> **Extrait du document**

Visages
Les personnages illustres offrent rarement une agréable surprise et un motif nouveau d'enthousiasme au curieux qui les observe dans le particulier. Pour ces êtres d'exception, l'homme privé ajoute peu à l'homme public. Les uns ont une âme trop inégale à leur génie: ils portent gauchement, comme une parure étrangère, une renommée dont le sort, dirait-on, les gratifia par mégarde. L'indigence de leur caractère les réduit au rôle d'éminents spécialistes. Les autres ne disposent pas des ressources intellectuelles qui suffiraient à leurs aspirations morales. Ces désaccords, choquants ou douloureux, n'apparaissent pas en M. Émile Ollivier. Personne ne remplit avec tant d'aisance l'idée qu'on se fait du grand homme. Chez lui, l'abondance du cœur et la générosité du talent s'alimentent évidemment à la même source.
Les invités de M. Pingard n'ont pas perdu le souvenir de la séance où, pour la première fois depuis 1870, M. Émile Ollivier parla dans une cérémonie officielle. Son éloquence, contenue par trente-six ans de silence, n'eut à s'élancer que vers la louange de la vertu. Et le spectacle était poignant, de ce tribun enchaîné offrant à la clientèle élégante de l'endroit, avec des gestes de sommation, les beautés oratoires dont il se libérait. Mais, dans l'hôtel de la rue Desbordes-Valmore, sa parole ample et mesurée au cadre d'une assemblée inspire une admiration à laquelle s'ajoute un peu d'angoisse.

> **Consigne A**
Résumez en deux phrases l'extrait du document consacré à M. Émile Ollivier.

> **Extrait des données**
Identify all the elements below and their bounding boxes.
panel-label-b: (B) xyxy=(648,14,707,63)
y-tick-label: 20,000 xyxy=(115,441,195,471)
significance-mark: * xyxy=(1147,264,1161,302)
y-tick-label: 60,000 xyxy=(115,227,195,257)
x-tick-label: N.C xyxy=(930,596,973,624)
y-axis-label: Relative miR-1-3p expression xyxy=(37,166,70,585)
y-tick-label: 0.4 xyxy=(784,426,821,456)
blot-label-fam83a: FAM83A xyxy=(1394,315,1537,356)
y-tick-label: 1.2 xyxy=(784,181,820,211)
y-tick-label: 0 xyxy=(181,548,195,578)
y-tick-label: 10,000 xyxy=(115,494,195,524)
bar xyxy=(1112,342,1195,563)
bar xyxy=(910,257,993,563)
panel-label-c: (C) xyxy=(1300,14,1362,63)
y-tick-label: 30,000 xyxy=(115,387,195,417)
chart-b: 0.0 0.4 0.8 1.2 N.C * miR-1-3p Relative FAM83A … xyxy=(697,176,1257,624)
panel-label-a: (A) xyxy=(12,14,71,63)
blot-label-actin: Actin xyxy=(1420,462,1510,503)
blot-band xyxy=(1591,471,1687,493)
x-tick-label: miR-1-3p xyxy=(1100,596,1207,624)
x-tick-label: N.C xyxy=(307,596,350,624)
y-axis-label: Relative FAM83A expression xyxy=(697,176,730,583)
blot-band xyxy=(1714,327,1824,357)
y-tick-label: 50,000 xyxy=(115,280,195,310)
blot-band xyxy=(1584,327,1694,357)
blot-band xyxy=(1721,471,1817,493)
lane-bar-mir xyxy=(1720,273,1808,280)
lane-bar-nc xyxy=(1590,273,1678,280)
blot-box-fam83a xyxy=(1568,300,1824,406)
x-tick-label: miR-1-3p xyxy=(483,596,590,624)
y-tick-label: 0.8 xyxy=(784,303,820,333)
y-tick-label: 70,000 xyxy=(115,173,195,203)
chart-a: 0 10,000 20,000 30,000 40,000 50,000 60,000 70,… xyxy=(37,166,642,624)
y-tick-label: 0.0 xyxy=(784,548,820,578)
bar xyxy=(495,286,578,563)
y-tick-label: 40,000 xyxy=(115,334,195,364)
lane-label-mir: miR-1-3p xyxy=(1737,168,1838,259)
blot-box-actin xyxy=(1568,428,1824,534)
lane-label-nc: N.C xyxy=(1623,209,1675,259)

> **Consigne B**
Restituez à l'identique les lignes des enregistrements, depuis leur début jusqu'à la ligne contenant « y-tick-label: 70,000 xyxy=(115,173,195,203) », celle-ci comprise.

> **Réponse rédigée A**
Si les personnages illustres déçoivent souvent dans le particulier, leur âme étant inégale à leur génie ou leurs ressources intellectuelles insuffisantes à leurs aspirations morales, ces désaccords n'apparaissent pas chez M. Émile Ollivier, en qui l'abondance du cœur et la générosité du talent s'alimentent à la même source. Lorsqu'il parla devant les invités de M. Pingard, pour la première fois depuis 1870 dans une cérémonie officielle, son éloquence contenue par trente-six ans de silence ne put s'élancer que vers la louange de la vertu, tandis que dans l'hôtel de la rue Desbordes-Valmore sa parole ample inspire une admiration mêlée d'un peu d'angoisse.

> **Réponse rédigée B**
Identify all the elements below and their bounding boxes.
panel-label-b: (B) xyxy=(648,14,707,63)
y-tick-label: 20,000 xyxy=(115,441,195,471)
significance-mark: * xyxy=(1147,264,1161,302)
y-tick-label: 60,000 xyxy=(115,227,195,257)
x-tick-label: N.C xyxy=(930,596,973,624)
y-axis-label: Relative miR-1-3p expression xyxy=(37,166,70,585)
y-tick-label: 0.4 xyxy=(784,426,821,456)
blot-label-fam83a: FAM83A xyxy=(1394,315,1537,356)
y-tick-label: 1.2 xyxy=(784,181,820,211)
y-tick-label: 0 xyxy=(181,548,195,578)
y-tick-label: 10,000 xyxy=(115,494,195,524)
bar xyxy=(1112,342,1195,563)
bar xyxy=(910,257,993,563)
panel-label-c: (C) xyxy=(1300,14,1362,63)
y-tick-label: 30,000 xyxy=(115,387,195,417)
chart-b: 0.0 0.4 0.8 1.2 N.C * miR-1-3p Relative FAM83A … xyxy=(697,176,1257,624)
panel-label-a: (A) xyxy=(12,14,71,63)
blot-label-actin: Actin xyxy=(1420,462,1510,503)
blot-band xyxy=(1591,471,1687,493)
x-tick-label: miR-1-3p xyxy=(1100,596,1207,624)
x-tick-label: N.C xyxy=(307,596,350,624)
y-axis-label: Relative FAM83A expression xyxy=(697,176,730,583)
blot-band xyxy=(1714,327,1824,357)
y-tick-label: 50,000 xyxy=(115,280,195,310)
blot-band xyxy=(1584,327,1694,357)
blot-band xyxy=(1721,471,1817,493)
lane-bar-mir xyxy=(1720,273,1808,280)
lane-bar-nc xyxy=(1590,273,1678,280)
blot-box-fam83a xyxy=(1568,300,1824,406)
x-tick-label: miR-1-3p xyxy=(483,596,590,624)
y-tick-label: 0.8 xyxy=(784,303,820,333)
y-tick-label: 70,000 xyxy=(115,173,195,203)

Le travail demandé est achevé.